[Figure record listings]
● ● ● ● ●
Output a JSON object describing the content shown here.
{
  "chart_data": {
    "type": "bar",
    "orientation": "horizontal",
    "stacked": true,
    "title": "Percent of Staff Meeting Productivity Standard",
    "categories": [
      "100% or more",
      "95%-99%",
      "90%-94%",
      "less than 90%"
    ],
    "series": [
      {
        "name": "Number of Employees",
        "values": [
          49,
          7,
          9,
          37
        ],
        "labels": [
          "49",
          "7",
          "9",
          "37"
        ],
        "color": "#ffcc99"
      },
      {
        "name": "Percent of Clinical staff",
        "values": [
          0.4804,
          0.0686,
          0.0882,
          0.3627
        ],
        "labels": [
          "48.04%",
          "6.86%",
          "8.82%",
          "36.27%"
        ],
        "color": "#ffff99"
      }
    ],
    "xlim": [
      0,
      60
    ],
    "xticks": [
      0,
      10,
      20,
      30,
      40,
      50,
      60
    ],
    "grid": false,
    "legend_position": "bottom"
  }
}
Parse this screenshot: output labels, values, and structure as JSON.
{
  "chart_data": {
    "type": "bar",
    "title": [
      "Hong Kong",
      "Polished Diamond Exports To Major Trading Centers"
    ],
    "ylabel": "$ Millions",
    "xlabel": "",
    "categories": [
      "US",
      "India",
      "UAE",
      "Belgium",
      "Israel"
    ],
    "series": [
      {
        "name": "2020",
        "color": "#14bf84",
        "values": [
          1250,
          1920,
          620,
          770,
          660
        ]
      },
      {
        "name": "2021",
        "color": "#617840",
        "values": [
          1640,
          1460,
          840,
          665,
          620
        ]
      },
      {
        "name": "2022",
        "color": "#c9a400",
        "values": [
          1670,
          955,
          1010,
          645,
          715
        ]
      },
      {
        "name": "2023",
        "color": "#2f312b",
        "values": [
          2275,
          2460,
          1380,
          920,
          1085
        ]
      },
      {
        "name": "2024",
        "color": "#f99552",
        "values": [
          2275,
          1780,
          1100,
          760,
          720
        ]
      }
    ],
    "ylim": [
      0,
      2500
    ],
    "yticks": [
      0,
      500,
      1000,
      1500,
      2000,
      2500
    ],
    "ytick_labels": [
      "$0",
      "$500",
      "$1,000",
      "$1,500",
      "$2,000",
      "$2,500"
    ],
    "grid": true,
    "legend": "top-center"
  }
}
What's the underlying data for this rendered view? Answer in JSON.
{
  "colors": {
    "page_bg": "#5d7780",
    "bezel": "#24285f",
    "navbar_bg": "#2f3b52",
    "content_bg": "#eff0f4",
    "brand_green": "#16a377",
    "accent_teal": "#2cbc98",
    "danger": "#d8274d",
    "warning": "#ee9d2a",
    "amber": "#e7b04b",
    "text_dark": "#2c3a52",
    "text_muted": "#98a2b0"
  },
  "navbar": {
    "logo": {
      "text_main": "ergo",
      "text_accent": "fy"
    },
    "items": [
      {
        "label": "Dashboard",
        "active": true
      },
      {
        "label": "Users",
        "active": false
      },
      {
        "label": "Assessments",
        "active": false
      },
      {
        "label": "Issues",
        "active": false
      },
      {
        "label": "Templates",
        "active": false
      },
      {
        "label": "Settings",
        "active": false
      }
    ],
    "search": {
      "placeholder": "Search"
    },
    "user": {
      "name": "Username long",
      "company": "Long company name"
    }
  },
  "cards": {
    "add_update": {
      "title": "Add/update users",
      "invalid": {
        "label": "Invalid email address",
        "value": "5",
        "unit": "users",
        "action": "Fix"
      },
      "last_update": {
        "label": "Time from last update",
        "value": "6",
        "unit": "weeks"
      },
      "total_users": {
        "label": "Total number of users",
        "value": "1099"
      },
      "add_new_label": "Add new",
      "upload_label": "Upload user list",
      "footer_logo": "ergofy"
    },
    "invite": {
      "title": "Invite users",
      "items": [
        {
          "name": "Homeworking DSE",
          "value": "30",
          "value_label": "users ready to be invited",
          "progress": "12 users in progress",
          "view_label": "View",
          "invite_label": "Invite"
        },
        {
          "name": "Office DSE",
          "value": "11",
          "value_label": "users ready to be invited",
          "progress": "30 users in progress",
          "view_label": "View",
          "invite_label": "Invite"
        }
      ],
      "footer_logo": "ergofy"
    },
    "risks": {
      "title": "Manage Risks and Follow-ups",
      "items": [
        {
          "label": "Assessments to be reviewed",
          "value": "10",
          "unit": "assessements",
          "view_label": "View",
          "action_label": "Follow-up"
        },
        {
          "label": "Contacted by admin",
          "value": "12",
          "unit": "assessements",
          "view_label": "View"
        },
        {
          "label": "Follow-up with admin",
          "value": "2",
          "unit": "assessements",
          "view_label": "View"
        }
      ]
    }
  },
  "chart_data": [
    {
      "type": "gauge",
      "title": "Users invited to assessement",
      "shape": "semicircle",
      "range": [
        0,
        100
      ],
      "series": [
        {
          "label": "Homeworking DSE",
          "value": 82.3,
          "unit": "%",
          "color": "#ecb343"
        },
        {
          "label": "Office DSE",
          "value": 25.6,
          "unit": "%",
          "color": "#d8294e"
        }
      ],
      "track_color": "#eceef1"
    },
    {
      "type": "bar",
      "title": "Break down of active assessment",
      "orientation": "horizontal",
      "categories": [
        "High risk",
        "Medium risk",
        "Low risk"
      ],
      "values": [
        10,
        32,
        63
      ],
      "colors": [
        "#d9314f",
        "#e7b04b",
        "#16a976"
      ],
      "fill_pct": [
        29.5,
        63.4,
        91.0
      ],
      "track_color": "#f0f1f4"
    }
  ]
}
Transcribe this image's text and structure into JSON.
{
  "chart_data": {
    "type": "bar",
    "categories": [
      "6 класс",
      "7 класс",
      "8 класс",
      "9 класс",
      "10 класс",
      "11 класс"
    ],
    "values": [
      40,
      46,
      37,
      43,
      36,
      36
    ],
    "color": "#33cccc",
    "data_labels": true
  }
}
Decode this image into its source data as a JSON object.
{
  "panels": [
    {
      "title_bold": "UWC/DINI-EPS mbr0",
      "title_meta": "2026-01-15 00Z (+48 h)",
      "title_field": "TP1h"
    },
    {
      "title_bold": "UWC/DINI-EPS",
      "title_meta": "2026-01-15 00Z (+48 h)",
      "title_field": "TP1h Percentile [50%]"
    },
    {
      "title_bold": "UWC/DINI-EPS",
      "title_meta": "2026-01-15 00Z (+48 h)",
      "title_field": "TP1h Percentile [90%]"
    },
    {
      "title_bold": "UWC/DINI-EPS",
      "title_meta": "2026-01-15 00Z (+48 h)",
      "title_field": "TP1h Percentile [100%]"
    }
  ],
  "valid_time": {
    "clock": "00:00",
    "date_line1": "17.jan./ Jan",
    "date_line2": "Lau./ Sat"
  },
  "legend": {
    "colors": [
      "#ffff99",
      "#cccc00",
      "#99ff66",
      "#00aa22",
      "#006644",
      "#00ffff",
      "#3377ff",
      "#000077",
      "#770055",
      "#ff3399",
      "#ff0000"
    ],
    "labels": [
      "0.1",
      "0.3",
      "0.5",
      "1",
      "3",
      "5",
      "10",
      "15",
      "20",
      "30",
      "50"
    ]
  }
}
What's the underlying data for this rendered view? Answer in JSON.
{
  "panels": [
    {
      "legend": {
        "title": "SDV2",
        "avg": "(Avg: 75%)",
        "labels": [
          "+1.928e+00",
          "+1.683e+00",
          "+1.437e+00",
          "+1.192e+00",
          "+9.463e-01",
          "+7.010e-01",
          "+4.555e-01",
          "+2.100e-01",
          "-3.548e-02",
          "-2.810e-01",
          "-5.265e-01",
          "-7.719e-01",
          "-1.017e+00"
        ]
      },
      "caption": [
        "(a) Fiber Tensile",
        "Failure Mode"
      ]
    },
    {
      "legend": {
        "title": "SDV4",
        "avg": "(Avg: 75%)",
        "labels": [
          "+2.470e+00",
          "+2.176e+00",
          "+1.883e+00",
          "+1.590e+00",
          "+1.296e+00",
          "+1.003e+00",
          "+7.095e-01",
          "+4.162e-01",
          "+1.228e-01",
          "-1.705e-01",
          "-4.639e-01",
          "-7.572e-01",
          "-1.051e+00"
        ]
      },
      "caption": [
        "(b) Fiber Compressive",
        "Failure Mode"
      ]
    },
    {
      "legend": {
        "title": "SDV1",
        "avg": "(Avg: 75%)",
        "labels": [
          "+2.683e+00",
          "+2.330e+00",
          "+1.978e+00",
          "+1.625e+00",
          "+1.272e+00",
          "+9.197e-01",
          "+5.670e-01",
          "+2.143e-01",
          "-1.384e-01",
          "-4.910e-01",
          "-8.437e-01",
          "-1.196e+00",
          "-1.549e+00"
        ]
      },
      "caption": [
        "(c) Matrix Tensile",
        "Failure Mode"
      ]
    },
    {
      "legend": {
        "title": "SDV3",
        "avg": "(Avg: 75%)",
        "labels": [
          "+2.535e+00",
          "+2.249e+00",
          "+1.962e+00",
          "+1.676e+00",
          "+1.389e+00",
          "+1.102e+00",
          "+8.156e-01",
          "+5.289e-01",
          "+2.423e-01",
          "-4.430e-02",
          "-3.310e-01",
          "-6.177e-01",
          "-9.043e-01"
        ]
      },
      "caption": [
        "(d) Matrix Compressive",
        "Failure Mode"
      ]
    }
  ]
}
● ● ● ● ●
## [What is expected]
Find the string "класс" in the entries above and return each line that holds it.

## [Correct output]
      "6 класс",
      "7 класс",
      "8 класс",
      "9 класс",
      "10 класс",
      "11 класс"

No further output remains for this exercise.